## Work to do
The data below should be restated word for word, with every picture omitted.

## Data extract
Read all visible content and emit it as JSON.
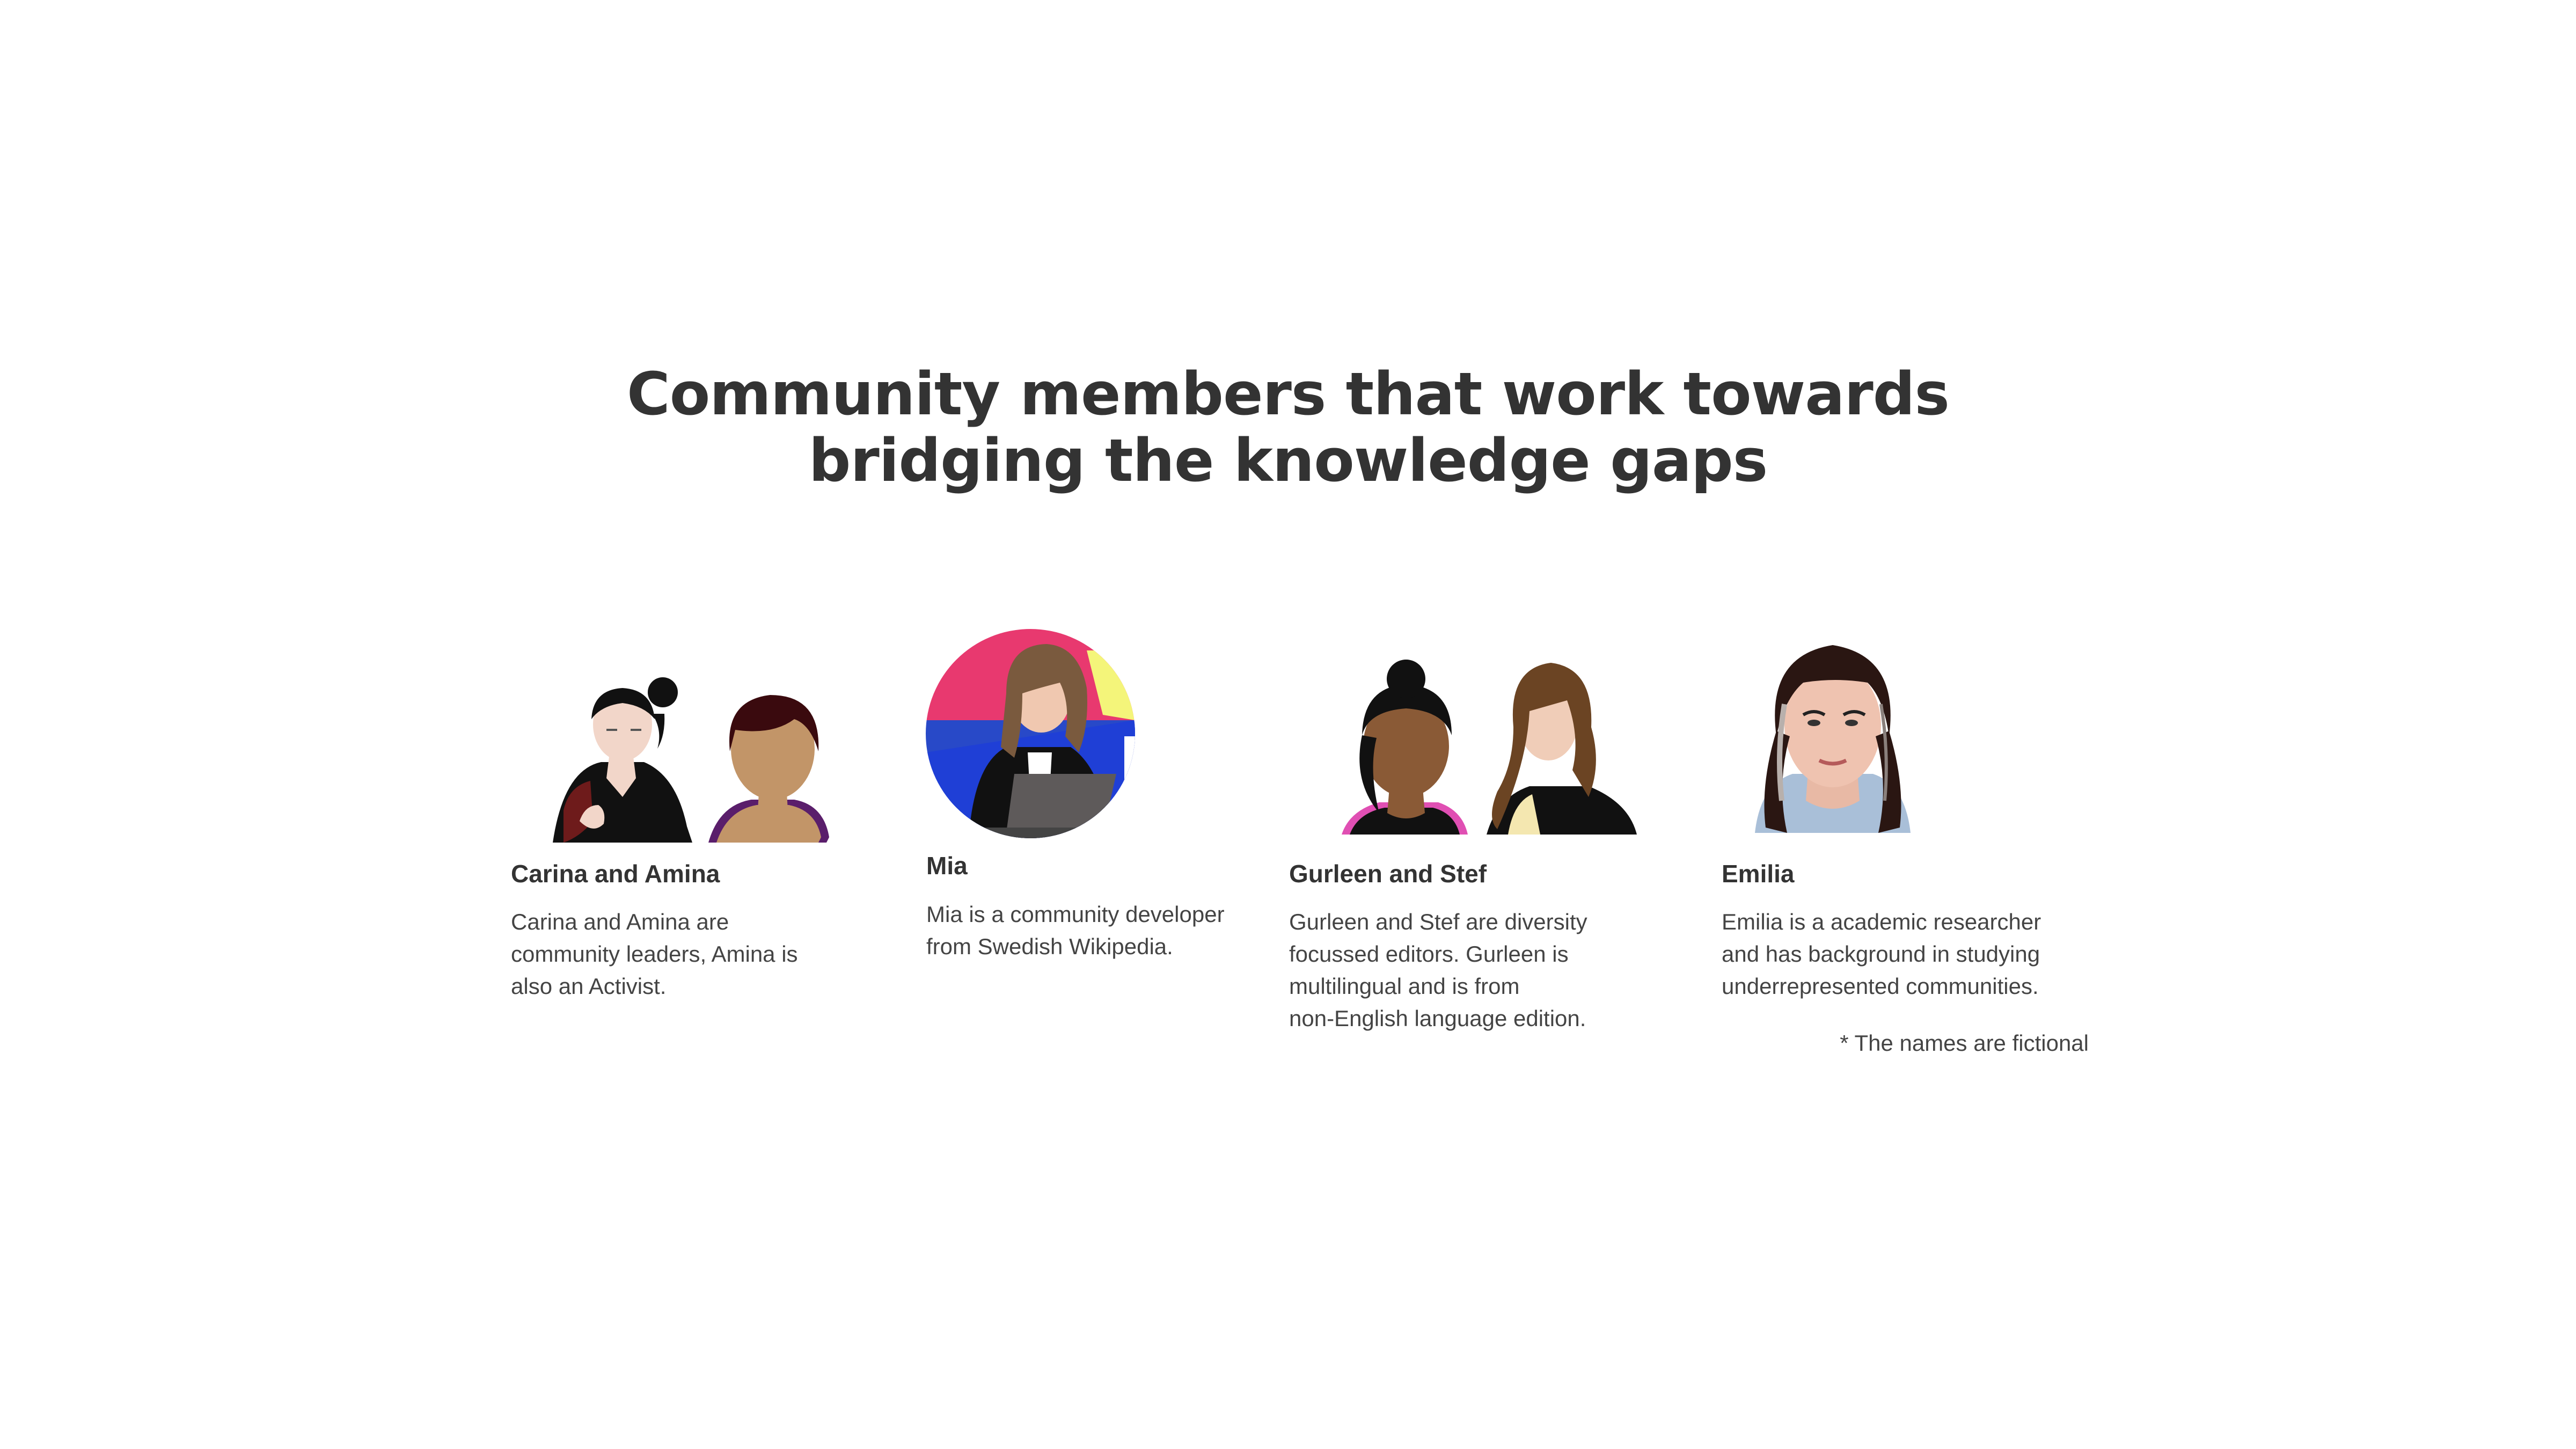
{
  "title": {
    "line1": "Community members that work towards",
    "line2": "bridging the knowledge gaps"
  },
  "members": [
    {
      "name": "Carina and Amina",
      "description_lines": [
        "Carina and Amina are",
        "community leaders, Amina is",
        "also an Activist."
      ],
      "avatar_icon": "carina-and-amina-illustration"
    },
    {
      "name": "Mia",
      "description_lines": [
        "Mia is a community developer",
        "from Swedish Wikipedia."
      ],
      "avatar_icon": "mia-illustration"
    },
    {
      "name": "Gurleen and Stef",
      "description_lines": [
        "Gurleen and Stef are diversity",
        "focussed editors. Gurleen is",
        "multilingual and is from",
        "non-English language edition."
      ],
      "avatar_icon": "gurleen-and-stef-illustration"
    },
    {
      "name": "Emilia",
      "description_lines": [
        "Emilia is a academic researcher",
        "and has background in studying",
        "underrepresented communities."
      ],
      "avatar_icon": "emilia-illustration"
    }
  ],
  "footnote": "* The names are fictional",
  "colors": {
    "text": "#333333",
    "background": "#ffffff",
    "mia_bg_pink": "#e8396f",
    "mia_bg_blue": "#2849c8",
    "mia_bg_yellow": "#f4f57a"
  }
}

## Full output
Read all visible content and emit it as JSON.
{
  "title": {
    "line1": "Community members that work towards",
    "line2": "bridging the knowledge gaps"
  },
  "members": [
    {
      "name": "Carina and Amina",
      "description_lines": [
        "Carina and Amina are",
        "community leaders, Amina is",
        "also an Activist."
      ],
      "avatar_icon": "carina-and-amina-illustration"
    },
    {
      "name": "Mia",
      "description_lines": [
        "Mia is a community developer",
        "from Swedish Wikipedia."
      ],
      "avatar_icon": "mia-illustration"
    },
    {
      "name": "Gurleen and Stef",
      "description_lines": [
        "Gurleen and Stef are diversity",
        "focussed editors. Gurleen is",
        "multilingual and is from",
        "non-English language edition."
      ],
      "avatar_icon": "gurleen-and-stef-illustration"
    },
    {
      "name": "Emilia",
      "description_lines": [
        "Emilia is a academic researcher",
        "and has background in studying",
        "underrepresented communities."
      ],
      "avatar_icon": "emilia-illustration"
    }
  ],
  "footnote": "* The names are fictional",
  "colors": {
    "text": "#333333",
    "background": "#ffffff",
    "mia_bg_pink": "#e8396f",
    "mia_bg_blue": "#2849c8",
    "mia_bg_yellow": "#f4f57a"
  }
}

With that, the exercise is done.